PROBLEM
Copy out all the entries word for word.

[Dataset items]
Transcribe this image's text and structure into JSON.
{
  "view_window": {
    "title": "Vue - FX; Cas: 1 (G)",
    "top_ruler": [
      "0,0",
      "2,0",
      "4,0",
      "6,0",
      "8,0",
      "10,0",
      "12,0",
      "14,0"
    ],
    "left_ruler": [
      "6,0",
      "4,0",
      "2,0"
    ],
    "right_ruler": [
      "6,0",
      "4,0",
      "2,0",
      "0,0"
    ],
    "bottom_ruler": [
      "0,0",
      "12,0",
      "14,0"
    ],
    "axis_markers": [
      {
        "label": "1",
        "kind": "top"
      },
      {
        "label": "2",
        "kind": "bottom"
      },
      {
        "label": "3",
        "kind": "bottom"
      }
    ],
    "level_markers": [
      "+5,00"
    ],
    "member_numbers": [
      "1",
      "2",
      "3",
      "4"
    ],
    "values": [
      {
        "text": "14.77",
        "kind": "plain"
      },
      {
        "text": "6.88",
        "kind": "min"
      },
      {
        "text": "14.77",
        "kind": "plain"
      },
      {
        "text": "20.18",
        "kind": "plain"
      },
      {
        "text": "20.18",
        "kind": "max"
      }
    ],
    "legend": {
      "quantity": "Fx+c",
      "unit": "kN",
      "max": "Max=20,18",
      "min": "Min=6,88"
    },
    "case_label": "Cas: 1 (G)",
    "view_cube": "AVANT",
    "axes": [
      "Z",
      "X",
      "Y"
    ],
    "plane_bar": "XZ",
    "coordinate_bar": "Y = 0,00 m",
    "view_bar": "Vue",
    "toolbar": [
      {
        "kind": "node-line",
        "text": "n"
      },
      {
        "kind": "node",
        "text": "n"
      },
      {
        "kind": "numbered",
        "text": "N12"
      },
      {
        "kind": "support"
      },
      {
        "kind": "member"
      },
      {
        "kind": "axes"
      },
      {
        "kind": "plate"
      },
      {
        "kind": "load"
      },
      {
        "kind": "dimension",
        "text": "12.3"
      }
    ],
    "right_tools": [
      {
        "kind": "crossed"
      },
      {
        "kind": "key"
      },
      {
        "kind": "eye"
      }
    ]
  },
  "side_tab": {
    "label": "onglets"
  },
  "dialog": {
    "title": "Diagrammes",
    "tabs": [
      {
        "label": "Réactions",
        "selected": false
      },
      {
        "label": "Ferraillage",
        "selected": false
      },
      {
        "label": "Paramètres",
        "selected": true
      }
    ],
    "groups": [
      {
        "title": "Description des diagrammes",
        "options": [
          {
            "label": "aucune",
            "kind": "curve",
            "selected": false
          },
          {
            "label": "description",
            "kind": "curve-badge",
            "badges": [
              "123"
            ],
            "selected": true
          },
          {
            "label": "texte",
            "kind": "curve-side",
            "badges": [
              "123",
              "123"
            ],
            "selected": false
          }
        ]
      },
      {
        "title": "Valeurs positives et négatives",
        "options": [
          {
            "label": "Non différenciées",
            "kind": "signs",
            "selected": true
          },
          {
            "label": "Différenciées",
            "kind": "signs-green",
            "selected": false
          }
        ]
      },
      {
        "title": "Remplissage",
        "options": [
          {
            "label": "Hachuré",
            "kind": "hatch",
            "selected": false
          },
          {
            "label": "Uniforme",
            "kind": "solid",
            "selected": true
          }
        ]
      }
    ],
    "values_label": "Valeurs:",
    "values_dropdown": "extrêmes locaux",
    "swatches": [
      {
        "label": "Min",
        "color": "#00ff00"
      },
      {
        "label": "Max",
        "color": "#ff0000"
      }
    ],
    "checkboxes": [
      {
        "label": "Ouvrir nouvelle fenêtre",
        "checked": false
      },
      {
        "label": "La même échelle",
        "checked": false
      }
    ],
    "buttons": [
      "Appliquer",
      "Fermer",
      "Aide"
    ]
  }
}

TASK RESPONSE
Transcribe this image's text and structure into JSON.
{
  "view_window": {
    "title": "Vue - FX; Cas: 1 (G)",
    "top_ruler": [
      "0,0",
      "2,0",
      "4,0",
      "6,0",
      "8,0",
      "10,0",
      "12,0",
      "14,0"
    ],
    "left_ruler": [
      "6,0",
      "4,0",
      "2,0"
    ],
    "right_ruler": [
      "6,0",
      "4,0",
      "2,0",
      "0,0"
    ],
    "bottom_ruler": [
      "0,0",
      "12,0",
      "14,0"
    ],
    "axis_markers": [
      {
        "label": "1",
        "kind": "top"
      },
      {
        "label": "2",
        "kind": "bottom"
      },
      {
        "label": "3",
        "kind": "bottom"
      }
    ],
    "level_markers": [
      "+5,00"
    ],
    "member_numbers": [
      "1",
      "2",
      "3",
      "4"
    ],
    "values": [
      {
        "text": "14.77",
        "kind": "plain"
      },
      {
        "text": "6.88",
        "kind": "min"
      },
      {
        "text": "14.77",
        "kind": "plain"
      },
      {
        "text": "20.18",
        "kind": "plain"
      },
      {
        "text": "20.18",
        "kind": "max"
      }
    ],
    "legend": {
      "quantity": "Fx+c",
      "unit": "kN",
      "max": "Max=20,18",
      "min": "Min=6,88"
    },
    "case_label": "Cas: 1 (G)",
    "view_cube": "AVANT",
    "axes": [
      "Z",
      "X",
      "Y"
    ],
    "plane_bar": "XZ",
    "coordinate_bar": "Y = 0,00 m",
    "view_bar": "Vue",
    "toolbar": [
      {
        "kind": "node-line",
        "text": "n"
      },
      {
        "kind": "node",
        "text": "n"
      },
      {
        "kind": "numbered",
        "text": "N12"
      },
      {
        "kind": "support"
      },
      {
        "kind": "member"
      },
      {
        "kind": "axes"
      },
      {
        "kind": "plate"
      },
      {
        "kind": "load"
      },
      {
        "kind": "dimension",
        "text": "12.3"
      }
    ],
    "right_tools": [
      {
        "kind": "crossed"
      },
      {
        "kind": "key"
      },
      {
        "kind": "eye"
      }
    ]
  },
  "side_tab": {
    "label": "onglets"
  },
  "dialog": {
    "title": "Diagrammes",
    "tabs": [
      {
        "label": "Réactions",
        "selected": false
      },
      {
        "label": "Ferraillage",
        "selected": false
      },
      {
        "label": "Paramètres",
        "selected": true
      }
    ],
    "groups": [
      {
        "title": "Description des diagrammes",
        "options": [
          {
            "label": "aucune",
            "kind": "curve",
            "selected": false
          },
          {
            "label": "description",
            "kind": "curve-badge",
            "badges": [
              "123"
            ],
            "selected": true
          },
          {
            "label": "texte",
            "kind": "curve-side",
            "badges": [
              "123",
              "123"
            ],
            "selected": false
          }
        ]
      },
      {
        "title": "Valeurs positives et négatives",
        "options": [
          {
            "label": "Non différenciées",
            "kind": "signs",
            "selected": true
          },
          {
            "label": "Différenciées",
            "kind": "signs-green",
            "selected": false
          }
        ]
      },
      {
        "title": "Remplissage",
        "options": [
          {
            "label": "Hachuré",
            "kind": "hatch",
            "selected": false
          },
          {
            "label": "Uniforme",
            "kind": "solid",
            "selected": true
          }
        ]
      }
    ],
    "values_label": "Valeurs:",
    "values_dropdown": "extrêmes locaux",
    "swatches": [
      {
        "label": "Min",
        "color": "#00ff00"
      },
      {
        "label": "Max",
        "color": "#ff0000"
      }
    ],
    "checkboxes": [
      {
        "label": "Ouvrir nouvelle fenêtre",
        "checked": false
      },
      {
        "label": "La même échelle",
        "checked": false
      }
    ],
    "buttons": [
      "Appliquer",
      "Fermer",
      "Aide"
    ]
  }
}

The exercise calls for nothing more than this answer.